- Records
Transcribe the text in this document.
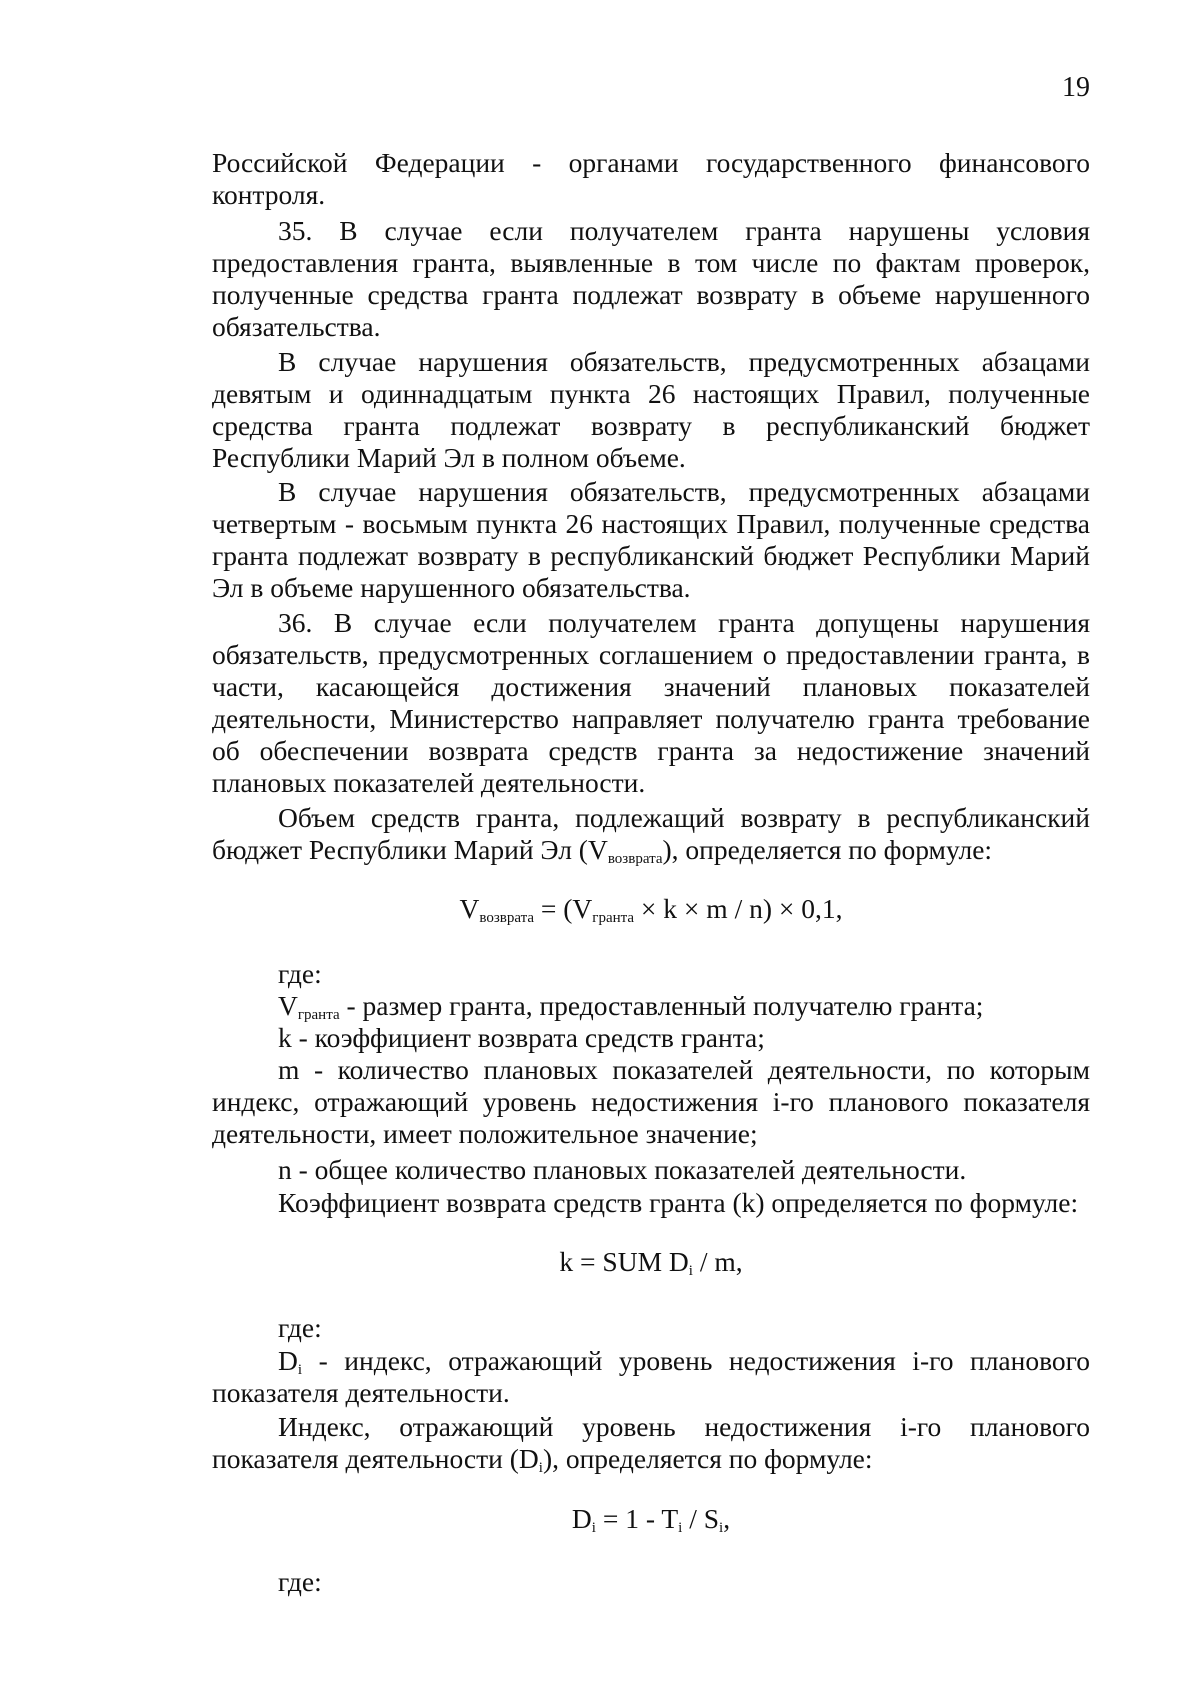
19

Российской Федерации - органами государственного финансового контроля.

35. В случае если получателем гранта нарушены условия предоставления гранта, выявленные в том числе по фактам проверок, полученные средства гранта подлежат возврату в объеме нарушенного обязательства.

В случае нарушения обязательств, предусмотренных абзацами девятым и одиннадцатым пункта 26 настоящих Правил, полученные средства гранта подлежат возврату в республиканский бюджет Республики Марий Эл в полном объеме.

В случае нарушения обязательств, предусмотренных абзацами четвертым - восьмым пункта 26 настоящих Правил, полученные средства гранта подлежат возврату в республиканский бюджет Республики Марий Эл в объеме нарушенного обязательства.

36. В случае если получателем гранта допущены нарушения обязательств, предусмотренных соглашением о предоставлении гранта, в части, касающейся достижения значений плановых показателей деятельности, Министерство направляет получателю гранта требование об обеспечении возврата средств гранта за недостижение значений плановых показателей деятельности.

Объем средств гранта, подлежащий возврату в республиканский бюджет Республики Марий Эл $(V_{возврата})$, определяется по формуле:

$V_{возврата} = (V_{гранта} \times k \times m / n) \times 0,1$,

где:

$V_{гранта}$ - размер гранта, предоставленный получателю гранта;

k - коэффициент возврата средств гранта;

m - количество плановых показателей деятельности, по которым индекс, отражающий уровень недостижения i-го планового показателя деятельности, имеет положительное значение;

n - общее количество плановых показателей деятельности.

Коэффициент возврата средств гранта (k) определяется по формуле:

k = SUM $D_i$ / m,

где:

$D_i$ - индекс, отражающий уровень недостижения i-го планового показателя деятельности.

Индекс, отражающий уровень недостижения i-го планового показателя деятельности $(D_i)$, определяется по формуле:

$D_i = 1 - T_i / S_i$,

где:
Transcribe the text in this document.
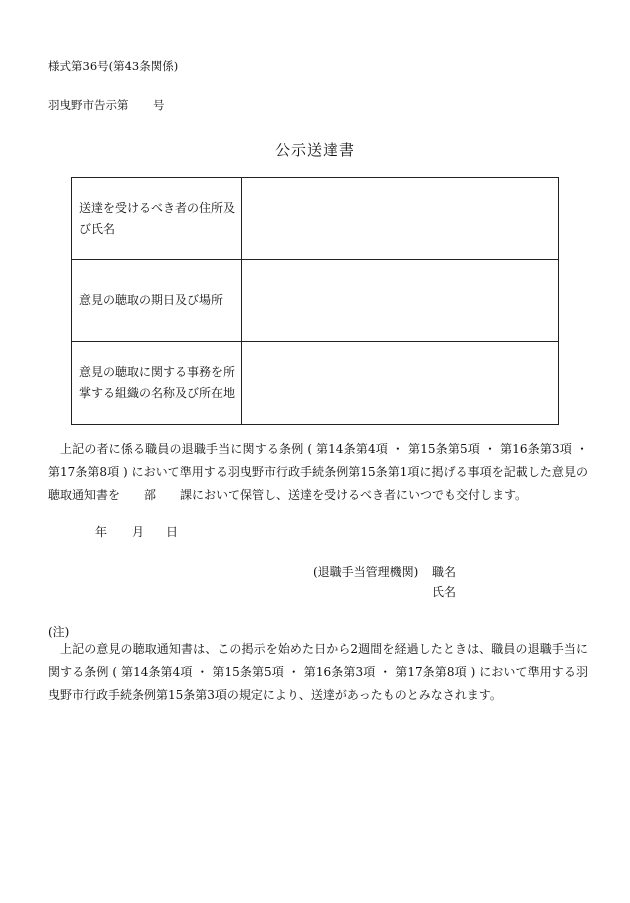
様式第36号(第43条関係)
羽曳野市告示第 号
公示送達書
送達を受けるべき者の住所及び氏名	
意見の聴取の期日及び場所	
意見の聴取に関する事務を所掌する組織の名称及び所在地	
上記の者に係る職員の退職手当に関する条例 ( 第14条第4項 ・ 第15条第5項 ・ 第16条第3項 ・ 第17条第8項 ) において準用する羽曳野市行政手続条例第15条第1項に掲げる事項を記載した意見の聴取通知書を　　部　　課において保管し、送達を受けるべき者にいつでも交付します。
年 月 日
(退職手当管理機関) 職名
氏名
(注)
上記の意見の聴取通知書は、この掲示を始めた日から2週間を経過したときは、職員の退職手当に関する条例 ( 第14条第4項 ・ 第15条第5項 ・ 第16条第3項 ・ 第17条第8項 ) において準用する羽曳野市行政手続条例第15条第3項の規定により、送達があったものとみなされます。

- Goal
Report only the number of lines in the data above that contain "республиканский".

- The response
3